## Task to carry out
The data below should be restated word for word, with every picture omitted.
--- BEGIN Data for this exercise ---
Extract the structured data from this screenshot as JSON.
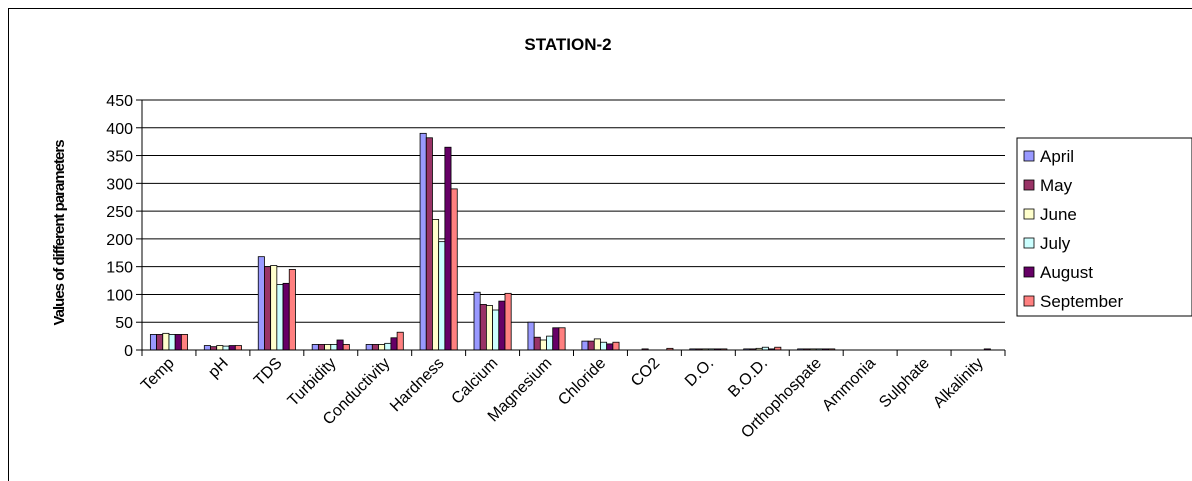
{
  "chart_data": {
    "type": "bar",
    "title": "STATION-2",
    "xlabel": "",
    "ylabel": "Values of different parameters",
    "ylim": [
      0,
      450
    ],
    "yticks": [
      0,
      50,
      100,
      150,
      200,
      250,
      300,
      350,
      400,
      450
    ],
    "grid": true,
    "legend_position": "right",
    "categories": [
      "Temp",
      "pH",
      "TDS",
      "Turbidity",
      "Conductivity",
      "Hardness",
      "Calcium",
      "Magnesium",
      "Chloride",
      "CO2",
      "D.O.",
      "B.O.D.",
      "Orthophospate",
      "Ammonia",
      "Sulphate",
      "Alkalinity"
    ],
    "series": [
      {
        "name": "April",
        "color": "#9999FF",
        "values": [
          28,
          8,
          168,
          10,
          10,
          390,
          104,
          50,
          16,
          0,
          2,
          2,
          2,
          0,
          0,
          0
        ]
      },
      {
        "name": "May",
        "color": "#993366",
        "values": [
          28,
          6,
          150,
          10,
          10,
          382,
          82,
          23,
          16,
          2,
          2,
          2,
          2,
          0,
          0,
          0
        ]
      },
      {
        "name": "June",
        "color": "#FFFFCC",
        "values": [
          30,
          8,
          152,
          10,
          10,
          235,
          80,
          18,
          20,
          0,
          2,
          3,
          2,
          0,
          0,
          0
        ]
      },
      {
        "name": "July",
        "color": "#CCFFFF",
        "values": [
          28,
          7,
          118,
          10,
          12,
          195,
          72,
          25,
          14,
          0,
          2,
          5,
          2,
          0,
          0,
          0
        ]
      },
      {
        "name": "August",
        "color": "#660066",
        "values": [
          28,
          8,
          120,
          18,
          22,
          365,
          88,
          40,
          11,
          0,
          2,
          2,
          2,
          0,
          0,
          2
        ]
      },
      {
        "name": "September",
        "color": "#FF8080",
        "values": [
          28,
          8,
          145,
          10,
          32,
          290,
          102,
          40,
          14,
          3,
          2,
          5,
          2,
          0,
          0,
          0
        ]
      }
    ]
  }
}
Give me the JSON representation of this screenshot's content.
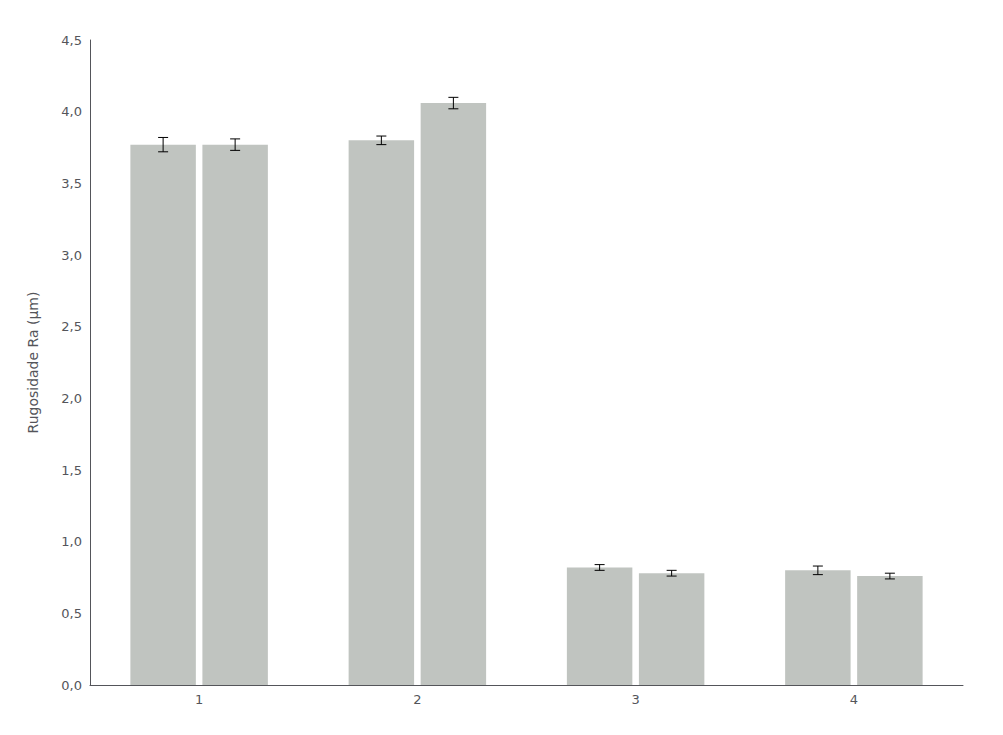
{
  "chart_data": {
    "type": "bar",
    "ylabel": "Rugosidade Ra (μm)",
    "categories": [
      "1",
      "2",
      "3",
      "4"
    ],
    "series": [
      {
        "color": "#c0c4c0",
        "values": [
          3.77,
          3.8,
          0.82,
          0.8
        ],
        "errors": [
          0.05,
          0.03,
          0.02,
          0.03
        ]
      },
      {
        "color": "#c0c4c0",
        "values": [
          3.77,
          4.06,
          0.78,
          0.76
        ],
        "errors": [
          0.04,
          0.04,
          0.02,
          0.02
        ]
      }
    ],
    "ylim": [
      0,
      4.5
    ],
    "yticks": [
      {
        "value": 0.0,
        "label": "0,0"
      },
      {
        "value": 0.5,
        "label": "0,5"
      },
      {
        "value": 1.0,
        "label": "1,0"
      },
      {
        "value": 1.5,
        "label": "1,5"
      },
      {
        "value": 2.0,
        "label": "2,0"
      },
      {
        "value": 2.5,
        "label": "2,5"
      },
      {
        "value": 3.0,
        "label": "3,0"
      },
      {
        "value": 3.5,
        "label": "3,5"
      },
      {
        "value": 4.0,
        "label": "4,0"
      },
      {
        "value": 4.5,
        "label": "4,5"
      }
    ],
    "grid": false
  }
}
--- END Data for this exercise ---
## Answer to the exercise
Extract the structured data from this screenshot as JSON.
{
  "chart_data": {
    "type": "bar",
    "title": "STATION-2",
    "xlabel": "",
    "ylabel": "Values of different parameters",
    "ylim": [
      0,
      450
    ],
    "yticks": [
      0,
      50,
      100,
      150,
      200,
      250,
      300,
      350,
      400,
      450
    ],
    "grid": true,
    "legend_position": "right",
    "categories": [
      "Temp",
      "pH",
      "TDS",
      "Turbidity",
      "Conductivity",
      "Hardness",
      "Calcium",
      "Magnesium",
      "Chloride",
      "CO2",
      "D.O.",
      "B.O.D.",
      "Orthophospate",
      "Ammonia",
      "Sulphate",
      "Alkalinity"
    ],
    "series": [
      {
        "name": "April",
        "color": "#9999FF",
        "values": [
          28,
          8,
          168,
          10,
          10,
          390,
          104,
          50,
          16,
          0,
          2,
          2,
          2,
          0,
          0,
          0
        ]
      },
      {
        "name": "May",
        "color": "#993366",
        "values": [
          28,
          6,
          150,
          10,
          10,
          382,
          82,
          23,
          16,
          2,
          2,
          2,
          2,
          0,
          0,
          0
        ]
      },
      {
        "name": "June",
        "color": "#FFFFCC",
        "values": [
          30,
          8,
          152,
          10,
          10,
          235,
          80,
          18,
          20,
          0,
          2,
          3,
          2,
          0,
          0,
          0
        ]
      },
      {
        "name": "July",
        "color": "#CCFFFF",
        "values": [
          28,
          7,
          118,
          10,
          12,
          195,
          72,
          25,
          14,
          0,
          2,
          5,
          2,
          0,
          0,
          0
        ]
      },
      {
        "name": "August",
        "color": "#660066",
        "values": [
          28,
          8,
          120,
          18,
          22,
          365,
          88,
          40,
          11,
          0,
          2,
          2,
          2,
          0,
          0,
          2
        ]
      },
      {
        "name": "September",
        "color": "#FF8080",
        "values": [
          28,
          8,
          145,
          10,
          32,
          290,
          102,
          40,
          14,
          3,
          2,
          5,
          2,
          0,
          0,
          0
        ]
      }
    ]
  }
}
Give me the JSON representation of this screenshot's content.
{
  "chart_data": {
    "type": "bar",
    "ylabel": "Rugosidade Ra (μm)",
    "categories": [
      "1",
      "2",
      "3",
      "4"
    ],
    "series": [
      {
        "color": "#c0c4c0",
        "values": [
          3.77,
          3.8,
          0.82,
          0.8
        ],
        "errors": [
          0.05,
          0.03,
          0.02,
          0.03
        ]
      },
      {
        "color": "#c0c4c0",
        "values": [
          3.77,
          4.06,
          0.78,
          0.76
        ],
        "errors": [
          0.04,
          0.04,
          0.02,
          0.02
        ]
      }
    ],
    "ylim": [
      0,
      4.5
    ],
    "yticks": [
      {
        "value": 0.0,
        "label": "0,0"
      },
      {
        "value": 0.5,
        "label": "0,5"
      },
      {
        "value": 1.0,
        "label": "1,0"
      },
      {
        "value": 1.5,
        "label": "1,5"
      },
      {
        "value": 2.0,
        "label": "2,0"
      },
      {
        "value": 2.5,
        "label": "2,5"
      },
      {
        "value": 3.0,
        "label": "3,0"
      },
      {
        "value": 3.5,
        "label": "3,5"
      },
      {
        "value": 4.0,
        "label": "4,0"
      },
      {
        "value": 4.5,
        "label": "4,5"
      }
    ],
    "grid": false
  }
}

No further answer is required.